A mechanical pump is used on all carbureted engines, except the 8-460 (7.5L) engine. The mechanical fuel pump is camshaft eccentric-actuated and located on the left side of the engine.
Incorrect fuel pump pressure and low volume (flow rate) are the two most likely fuel pump troubles that will affect engine performance. Low pressure will cause a lean mixture and fuel starvation at high speeds and excessive pressure will cause high fuel consumption and carburetor flooding.
To determine that the fuel pump is in satisfactory operating condition, tests for both fuel pump pressure and volume should be performed.
The tests are performed with the fuel pump installed on the engine, and with the engine at normal operating temperature and at idle speed.
Before the tests, make sure that the replaceable fuel filter has been changed at the proper distance (miles/kilometers) interval. If in doubt, install a new filter.Pressure Test
- Remove the air cleaner assembly. Disconnect the fuel inlet line of the fuel filter at the carburetor. Use care to prevent fire, due to fuel spillage. Place an absorbent cloth under the connection before removing the line to catch any fuel that might flow out of the line.
- Connect a pressure gauge, a restrictor and a flexible hose between the fuel filter and the carburetor.
- Position the flexible hose and the restrictor so that the fuel can be discharged into a suitable, graduated container.
- Before taking a pressure reading, operate the engine at the specified idle rpm and vent the system into the container by opening the hose restrictor momentarily.
- Close the hose restrictor, allow the pressure to stabilize and note the reading. The pressure should be 5 psi. (34.5 kPa).
If the pump pressure is not within 4-6 psi (27.5-41 kPa)and the fuel lines and filter are in satisfactory condition, the pump is defective and should be replaced.
If the pump pressure is within the proper range, perform the test for fuel volume.Volume Test
- Operate the engine at the specified idle rpm.
- Open the hose restrictor and catch the fuel in the container while observing the time it takes to pump 1 pint (0.47 l). On engines through 1973, it should take 30 seconds to pump 1 pint (0.47 l) of fuel. On 1974 and later engines, 1 pint (0.47 l) should be pumped in 20 seconds. If the pump does not operate to specifications, check for proper fuel tank venting or a restriction in the fuel line leading from the fuel tank to the carburetor before replacing the fuel pump.
REMOVAL & INSTALLATION
- Disconnect the fuel inlet and outlet lines at the fuel pump. Discard the fuel inlet retaining clamp.

#### [EXTRACTED RECORDS]

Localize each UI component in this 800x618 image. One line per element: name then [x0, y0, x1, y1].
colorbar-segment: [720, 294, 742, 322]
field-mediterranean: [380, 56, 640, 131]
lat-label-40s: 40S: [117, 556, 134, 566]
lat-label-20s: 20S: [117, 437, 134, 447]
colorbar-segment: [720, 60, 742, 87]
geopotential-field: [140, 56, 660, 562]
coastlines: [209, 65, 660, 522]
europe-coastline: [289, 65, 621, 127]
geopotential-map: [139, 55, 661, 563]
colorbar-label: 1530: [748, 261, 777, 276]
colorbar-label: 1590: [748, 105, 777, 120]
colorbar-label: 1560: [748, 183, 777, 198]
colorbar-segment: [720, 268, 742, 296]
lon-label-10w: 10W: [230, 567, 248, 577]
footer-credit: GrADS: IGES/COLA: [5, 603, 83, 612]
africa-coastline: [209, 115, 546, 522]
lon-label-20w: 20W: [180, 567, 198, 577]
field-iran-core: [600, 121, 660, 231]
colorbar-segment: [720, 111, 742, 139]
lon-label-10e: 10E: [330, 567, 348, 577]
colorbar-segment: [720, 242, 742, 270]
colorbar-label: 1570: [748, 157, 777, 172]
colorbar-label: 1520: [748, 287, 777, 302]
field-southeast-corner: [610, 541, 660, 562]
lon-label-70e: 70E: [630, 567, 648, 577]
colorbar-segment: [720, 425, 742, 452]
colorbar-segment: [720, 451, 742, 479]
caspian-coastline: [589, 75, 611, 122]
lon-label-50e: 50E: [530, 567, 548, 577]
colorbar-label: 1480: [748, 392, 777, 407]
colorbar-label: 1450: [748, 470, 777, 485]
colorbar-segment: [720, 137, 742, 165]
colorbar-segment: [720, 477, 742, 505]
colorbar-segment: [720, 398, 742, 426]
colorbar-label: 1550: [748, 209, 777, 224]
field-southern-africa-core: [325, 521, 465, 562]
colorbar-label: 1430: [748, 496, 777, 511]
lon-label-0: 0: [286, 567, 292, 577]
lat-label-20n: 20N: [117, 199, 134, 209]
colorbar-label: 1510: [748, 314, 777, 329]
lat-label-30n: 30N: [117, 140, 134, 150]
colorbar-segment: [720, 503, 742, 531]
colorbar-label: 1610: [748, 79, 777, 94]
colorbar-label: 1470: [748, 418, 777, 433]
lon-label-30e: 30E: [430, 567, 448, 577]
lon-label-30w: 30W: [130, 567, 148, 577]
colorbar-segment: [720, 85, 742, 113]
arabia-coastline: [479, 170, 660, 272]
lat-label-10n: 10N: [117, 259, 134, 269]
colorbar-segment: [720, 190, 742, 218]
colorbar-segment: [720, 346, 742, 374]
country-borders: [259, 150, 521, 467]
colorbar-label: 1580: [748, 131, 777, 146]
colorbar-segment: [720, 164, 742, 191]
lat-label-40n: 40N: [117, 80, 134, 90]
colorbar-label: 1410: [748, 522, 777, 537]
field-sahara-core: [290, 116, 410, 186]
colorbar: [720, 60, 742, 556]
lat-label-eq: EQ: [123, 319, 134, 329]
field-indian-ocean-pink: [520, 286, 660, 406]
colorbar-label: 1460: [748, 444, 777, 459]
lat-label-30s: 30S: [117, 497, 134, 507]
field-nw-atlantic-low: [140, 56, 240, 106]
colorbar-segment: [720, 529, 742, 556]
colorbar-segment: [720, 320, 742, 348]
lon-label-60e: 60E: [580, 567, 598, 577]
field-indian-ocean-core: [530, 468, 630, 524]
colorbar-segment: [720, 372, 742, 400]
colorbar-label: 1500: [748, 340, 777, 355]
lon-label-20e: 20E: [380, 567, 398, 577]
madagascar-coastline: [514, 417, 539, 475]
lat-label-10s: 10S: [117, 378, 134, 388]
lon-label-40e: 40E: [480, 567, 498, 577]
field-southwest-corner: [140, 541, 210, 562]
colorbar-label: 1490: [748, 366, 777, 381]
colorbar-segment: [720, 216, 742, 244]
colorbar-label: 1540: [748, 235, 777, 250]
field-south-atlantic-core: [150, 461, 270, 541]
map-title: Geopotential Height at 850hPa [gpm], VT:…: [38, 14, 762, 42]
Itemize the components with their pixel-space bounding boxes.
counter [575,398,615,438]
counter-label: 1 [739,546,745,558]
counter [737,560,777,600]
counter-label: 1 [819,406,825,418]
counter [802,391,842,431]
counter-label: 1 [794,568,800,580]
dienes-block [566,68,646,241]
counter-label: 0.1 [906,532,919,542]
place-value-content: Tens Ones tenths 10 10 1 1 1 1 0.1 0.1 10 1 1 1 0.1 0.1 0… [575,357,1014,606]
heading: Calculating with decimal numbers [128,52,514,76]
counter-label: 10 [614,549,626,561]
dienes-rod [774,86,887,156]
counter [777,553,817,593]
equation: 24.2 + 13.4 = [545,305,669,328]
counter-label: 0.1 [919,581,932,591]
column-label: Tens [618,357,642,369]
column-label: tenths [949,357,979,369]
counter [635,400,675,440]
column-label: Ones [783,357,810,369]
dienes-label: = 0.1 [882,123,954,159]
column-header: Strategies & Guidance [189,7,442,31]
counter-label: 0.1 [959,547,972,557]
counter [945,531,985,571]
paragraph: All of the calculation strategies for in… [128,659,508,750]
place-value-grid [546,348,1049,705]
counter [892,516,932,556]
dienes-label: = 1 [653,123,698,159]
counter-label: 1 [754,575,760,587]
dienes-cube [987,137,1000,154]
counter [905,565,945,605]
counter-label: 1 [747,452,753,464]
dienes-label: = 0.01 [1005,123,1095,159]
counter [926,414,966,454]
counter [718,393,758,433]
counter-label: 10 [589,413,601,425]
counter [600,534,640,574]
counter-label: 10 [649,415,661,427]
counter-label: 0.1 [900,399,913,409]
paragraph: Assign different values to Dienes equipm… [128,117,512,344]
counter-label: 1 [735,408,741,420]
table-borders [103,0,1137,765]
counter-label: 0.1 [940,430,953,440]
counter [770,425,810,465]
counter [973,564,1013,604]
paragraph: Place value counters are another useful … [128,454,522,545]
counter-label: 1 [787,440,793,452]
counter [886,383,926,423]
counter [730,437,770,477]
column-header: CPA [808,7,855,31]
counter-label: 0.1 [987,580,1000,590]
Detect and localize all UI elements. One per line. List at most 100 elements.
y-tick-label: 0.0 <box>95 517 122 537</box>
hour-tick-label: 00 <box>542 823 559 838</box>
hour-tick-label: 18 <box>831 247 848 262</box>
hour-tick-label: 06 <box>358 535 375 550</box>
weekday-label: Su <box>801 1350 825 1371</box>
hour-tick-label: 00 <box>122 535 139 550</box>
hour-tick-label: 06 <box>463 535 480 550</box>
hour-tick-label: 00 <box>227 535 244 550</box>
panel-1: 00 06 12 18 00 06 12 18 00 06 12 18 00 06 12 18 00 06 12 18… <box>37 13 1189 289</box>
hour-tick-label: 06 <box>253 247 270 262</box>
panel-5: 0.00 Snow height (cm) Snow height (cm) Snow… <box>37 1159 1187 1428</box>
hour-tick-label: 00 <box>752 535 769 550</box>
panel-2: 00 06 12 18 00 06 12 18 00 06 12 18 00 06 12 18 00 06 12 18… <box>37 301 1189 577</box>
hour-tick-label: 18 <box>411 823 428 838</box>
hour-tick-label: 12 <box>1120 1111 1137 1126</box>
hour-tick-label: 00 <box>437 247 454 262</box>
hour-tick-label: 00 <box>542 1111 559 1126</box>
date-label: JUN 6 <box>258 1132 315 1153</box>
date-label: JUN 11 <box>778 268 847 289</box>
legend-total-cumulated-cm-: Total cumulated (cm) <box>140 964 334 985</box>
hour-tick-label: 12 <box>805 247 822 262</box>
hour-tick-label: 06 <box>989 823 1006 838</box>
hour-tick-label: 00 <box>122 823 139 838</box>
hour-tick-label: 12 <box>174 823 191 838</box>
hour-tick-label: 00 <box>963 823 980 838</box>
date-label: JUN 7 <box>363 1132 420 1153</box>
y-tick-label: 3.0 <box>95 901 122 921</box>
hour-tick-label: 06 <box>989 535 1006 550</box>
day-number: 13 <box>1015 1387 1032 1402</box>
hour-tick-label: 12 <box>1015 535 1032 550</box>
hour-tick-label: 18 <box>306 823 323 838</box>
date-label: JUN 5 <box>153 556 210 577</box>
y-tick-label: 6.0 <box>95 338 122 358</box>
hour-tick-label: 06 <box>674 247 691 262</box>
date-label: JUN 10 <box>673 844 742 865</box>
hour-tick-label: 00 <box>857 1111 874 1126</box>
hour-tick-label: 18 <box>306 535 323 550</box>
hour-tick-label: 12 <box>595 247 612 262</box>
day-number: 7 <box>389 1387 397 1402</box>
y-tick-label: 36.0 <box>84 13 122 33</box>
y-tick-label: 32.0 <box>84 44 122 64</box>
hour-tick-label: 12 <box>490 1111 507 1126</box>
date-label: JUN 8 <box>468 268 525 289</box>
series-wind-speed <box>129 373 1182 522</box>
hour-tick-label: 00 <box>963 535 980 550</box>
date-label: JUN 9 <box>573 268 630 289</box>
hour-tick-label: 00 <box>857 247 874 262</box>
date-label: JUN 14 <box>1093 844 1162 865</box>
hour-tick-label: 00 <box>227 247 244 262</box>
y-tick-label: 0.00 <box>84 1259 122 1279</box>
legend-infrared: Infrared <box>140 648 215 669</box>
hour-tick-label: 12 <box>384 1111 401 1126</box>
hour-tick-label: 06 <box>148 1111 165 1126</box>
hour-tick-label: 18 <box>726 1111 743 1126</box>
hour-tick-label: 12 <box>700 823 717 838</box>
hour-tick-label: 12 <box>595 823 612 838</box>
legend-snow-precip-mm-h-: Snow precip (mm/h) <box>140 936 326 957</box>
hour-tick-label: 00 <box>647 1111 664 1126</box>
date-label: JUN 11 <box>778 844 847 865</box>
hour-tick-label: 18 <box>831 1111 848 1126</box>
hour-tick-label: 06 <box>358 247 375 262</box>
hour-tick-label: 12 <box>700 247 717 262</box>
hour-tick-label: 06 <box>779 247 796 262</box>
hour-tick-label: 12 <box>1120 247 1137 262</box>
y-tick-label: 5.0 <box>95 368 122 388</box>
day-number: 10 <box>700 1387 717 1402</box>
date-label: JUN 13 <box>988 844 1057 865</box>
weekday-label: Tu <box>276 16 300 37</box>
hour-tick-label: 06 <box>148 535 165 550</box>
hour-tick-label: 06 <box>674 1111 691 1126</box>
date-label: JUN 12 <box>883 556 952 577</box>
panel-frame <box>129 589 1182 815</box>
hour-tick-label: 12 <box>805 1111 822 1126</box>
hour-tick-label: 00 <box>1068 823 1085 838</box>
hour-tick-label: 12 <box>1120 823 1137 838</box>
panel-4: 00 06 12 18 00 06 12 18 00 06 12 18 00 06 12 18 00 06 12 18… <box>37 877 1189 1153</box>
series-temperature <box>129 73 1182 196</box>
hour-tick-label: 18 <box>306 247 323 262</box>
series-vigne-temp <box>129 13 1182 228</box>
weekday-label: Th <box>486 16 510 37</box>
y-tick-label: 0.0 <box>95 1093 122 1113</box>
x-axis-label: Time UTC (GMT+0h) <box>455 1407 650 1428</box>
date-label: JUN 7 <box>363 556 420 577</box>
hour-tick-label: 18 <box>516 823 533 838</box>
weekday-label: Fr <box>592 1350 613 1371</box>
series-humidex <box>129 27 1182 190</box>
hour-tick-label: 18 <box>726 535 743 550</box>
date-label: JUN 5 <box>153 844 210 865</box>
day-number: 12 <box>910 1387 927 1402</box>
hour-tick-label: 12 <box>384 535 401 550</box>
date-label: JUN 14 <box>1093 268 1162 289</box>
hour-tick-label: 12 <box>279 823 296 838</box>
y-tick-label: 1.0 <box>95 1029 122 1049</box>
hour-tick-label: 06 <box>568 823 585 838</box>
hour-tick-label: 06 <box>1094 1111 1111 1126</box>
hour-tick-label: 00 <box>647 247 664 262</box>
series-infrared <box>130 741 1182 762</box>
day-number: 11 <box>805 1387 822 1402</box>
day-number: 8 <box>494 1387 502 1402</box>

#### [PROBLEMS TO WORK ON]
1. Retype the fuel pump passage between "To determine that" and "and the carburetor.", inclusive.
2. According to the fuel pump passage, how long should it take a 1974 or later engine to pump 1 pint (0.47 l) of fuel?

#### [SOLUTIONS BY TASK]
1.
To determine that the fuel pump is in satisfactory operating condition, tests for both fuel pump pressure and volume should be performed.
The tests are performed with the fuel pump installed on the engine, and with the engine at normal operating temperature and at idle speed.
Before the tests, make sure that the replaceable fuel filter has been changed at the proper distance (miles/kilometers) interval. If in doubt, install a new filter.Pressure Test
- Remove the air cleaner assembly. Disconnect the fuel inlet line of the fuel filter at the carburetor. Use care to prevent fire, due to fuel spillage. Place an absorbent cloth under the connection before removing the line to catch any fuel that might flow out of the line.
- Connect a pressure gauge, a restrictor and a flexible hose between the fuel filter and the carburetor.

2. 20 seconds.